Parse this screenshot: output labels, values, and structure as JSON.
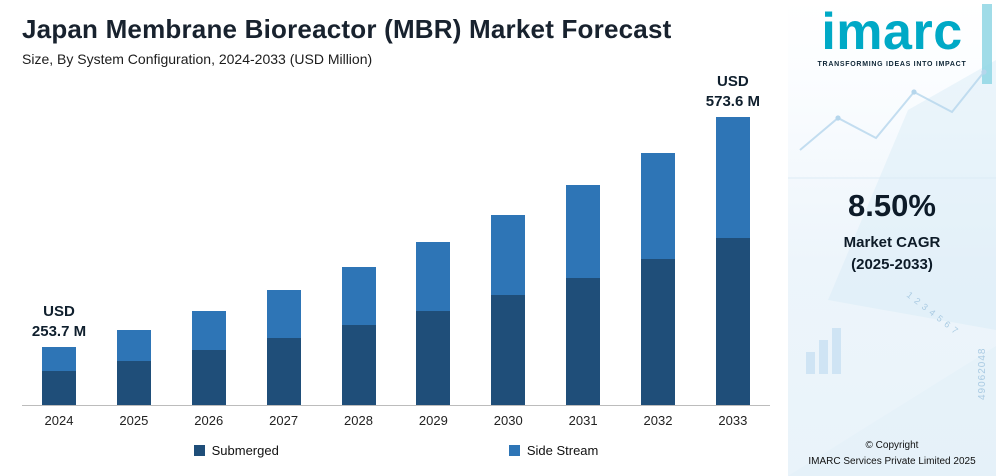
{
  "header": {
    "title": "Japan Membrane Bioreactor (MBR) Market Forecast",
    "subtitle": "Size, By System Configuration, 2024-2033 (USD Million)"
  },
  "chart_data": {
    "type": "bar",
    "stacked": true,
    "title": "Japan Membrane Bioreactor (MBR) Market Forecast",
    "xlabel": "",
    "ylabel": "USD Million",
    "ylim": [
      0,
      600
    ],
    "grid": false,
    "legend_position": "bottom",
    "categories": [
      "2024",
      "2025",
      "2026",
      "2027",
      "2028",
      "2029",
      "2030",
      "2031",
      "2032",
      "2033"
    ],
    "series": [
      {
        "name": "Submerged",
        "color": "#1f4e79",
        "values": [
          147.1,
          161.1,
          176.4,
          193.1,
          211.5,
          231.5,
          253.5,
          277.6,
          303.9,
          332.7
        ]
      },
      {
        "name": "Side Stream",
        "color": "#2e75b6",
        "values": [
          106.6,
          116.7,
          127.7,
          139.9,
          153.1,
          167.7,
          183.6,
          201.0,
          220.1,
          240.9
        ]
      }
    ],
    "totals": [
      253.7,
      277.8,
      304.1,
      333.0,
      364.6,
      399.2,
      437.1,
      478.6,
      524.0,
      573.6
    ],
    "annotations": [
      {
        "category": "2024",
        "lines": [
          "USD",
          "253.7 M"
        ]
      },
      {
        "category": "2033",
        "lines": [
          "USD",
          "573.6 M"
        ]
      }
    ]
  },
  "sidebar": {
    "logo_text": "imarc",
    "logo_color": "#00a9c6",
    "tagline": "TRANSFORMING IDEAS INTO IMPACT",
    "cagr_value": "8.50%",
    "cagr_label_line1": "Market CAGR",
    "cagr_label_line2": "(2025-2033)",
    "copyright_line1": "© Copyright",
    "copyright_line2": "IMARC Services Private Limited 2025",
    "decor_numbers_vertical": "49062048",
    "decor_numbers_diagonal": "1 2 3 4 5 6 7"
  }
}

▶ [Exercise prompt]: Answer with one number only: how many lines above contain the word "Million".

▶ [Response to the exercise]: 2